=== Input ===
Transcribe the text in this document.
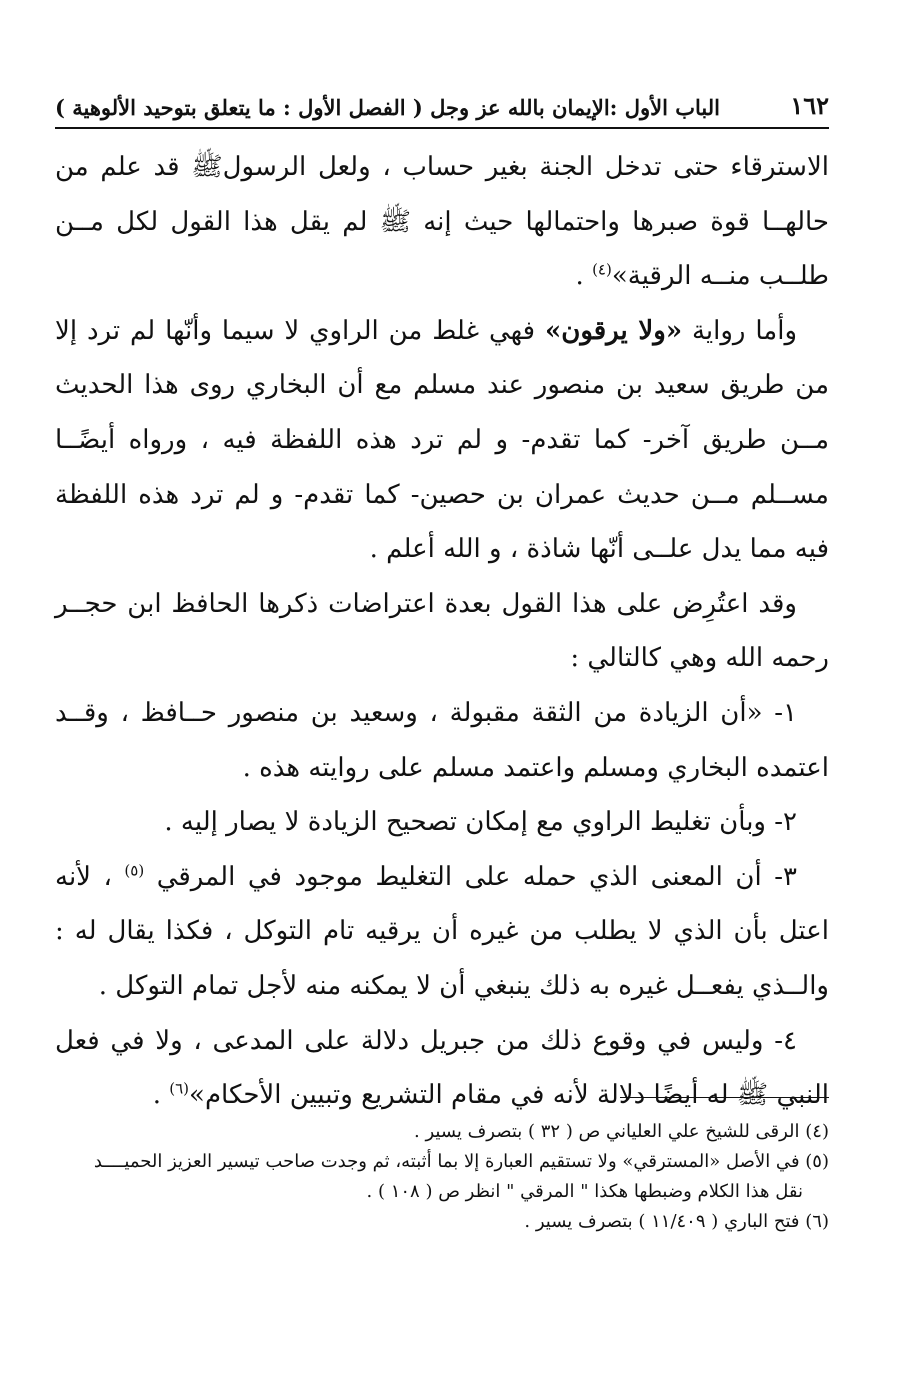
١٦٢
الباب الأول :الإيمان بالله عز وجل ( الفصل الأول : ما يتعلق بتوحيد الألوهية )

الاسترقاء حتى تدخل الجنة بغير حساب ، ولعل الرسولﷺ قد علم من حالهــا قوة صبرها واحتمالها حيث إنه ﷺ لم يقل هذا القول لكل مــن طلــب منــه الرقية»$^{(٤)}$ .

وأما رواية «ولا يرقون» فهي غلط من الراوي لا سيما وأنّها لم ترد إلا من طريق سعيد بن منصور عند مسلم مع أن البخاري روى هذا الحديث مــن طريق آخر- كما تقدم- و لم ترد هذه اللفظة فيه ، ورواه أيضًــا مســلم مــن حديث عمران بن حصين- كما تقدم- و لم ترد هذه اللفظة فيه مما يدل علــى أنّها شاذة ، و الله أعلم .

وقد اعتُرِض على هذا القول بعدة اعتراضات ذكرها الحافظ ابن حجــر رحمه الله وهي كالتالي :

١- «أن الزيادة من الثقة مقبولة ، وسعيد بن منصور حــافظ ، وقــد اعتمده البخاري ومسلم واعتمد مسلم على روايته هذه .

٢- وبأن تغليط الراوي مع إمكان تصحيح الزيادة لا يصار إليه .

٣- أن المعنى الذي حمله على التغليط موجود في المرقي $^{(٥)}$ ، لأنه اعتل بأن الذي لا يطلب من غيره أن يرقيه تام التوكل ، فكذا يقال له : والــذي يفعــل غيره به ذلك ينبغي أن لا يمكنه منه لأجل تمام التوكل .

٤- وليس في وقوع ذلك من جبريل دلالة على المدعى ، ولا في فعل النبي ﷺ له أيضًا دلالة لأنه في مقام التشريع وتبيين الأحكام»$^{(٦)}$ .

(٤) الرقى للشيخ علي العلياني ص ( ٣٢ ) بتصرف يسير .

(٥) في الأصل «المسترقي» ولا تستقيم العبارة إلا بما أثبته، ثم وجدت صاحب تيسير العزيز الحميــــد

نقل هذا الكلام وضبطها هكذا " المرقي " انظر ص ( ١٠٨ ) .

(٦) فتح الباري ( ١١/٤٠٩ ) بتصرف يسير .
===
=== Input ===
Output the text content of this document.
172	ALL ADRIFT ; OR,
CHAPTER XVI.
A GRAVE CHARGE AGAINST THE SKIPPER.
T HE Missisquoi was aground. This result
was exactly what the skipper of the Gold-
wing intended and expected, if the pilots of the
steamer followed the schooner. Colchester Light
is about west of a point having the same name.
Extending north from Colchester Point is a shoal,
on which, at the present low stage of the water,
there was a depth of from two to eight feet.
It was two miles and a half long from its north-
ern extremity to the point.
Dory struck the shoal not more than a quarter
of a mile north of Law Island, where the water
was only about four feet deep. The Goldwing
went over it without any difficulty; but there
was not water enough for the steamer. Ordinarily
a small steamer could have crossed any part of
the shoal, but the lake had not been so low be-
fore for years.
===
Short task: Find and copy every line in the entries above where the string "القول" occurs.

Exercise answer:
الاسترقاء حتى تدخل الجنة بغير حساب ، ولعل الرسولﷺ قد علم من حالهــا قوة صبرها واحتمالها حيث إنه ﷺ لم يقل هذا القول لكل مــن طلــب منــه الرقية»$^{(٤)}$ .
وقد اعتُرِض على هذا القول بعدة اعتراضات ذكرها الحافظ ابن حجــر رحمه الله وهي كالتالي :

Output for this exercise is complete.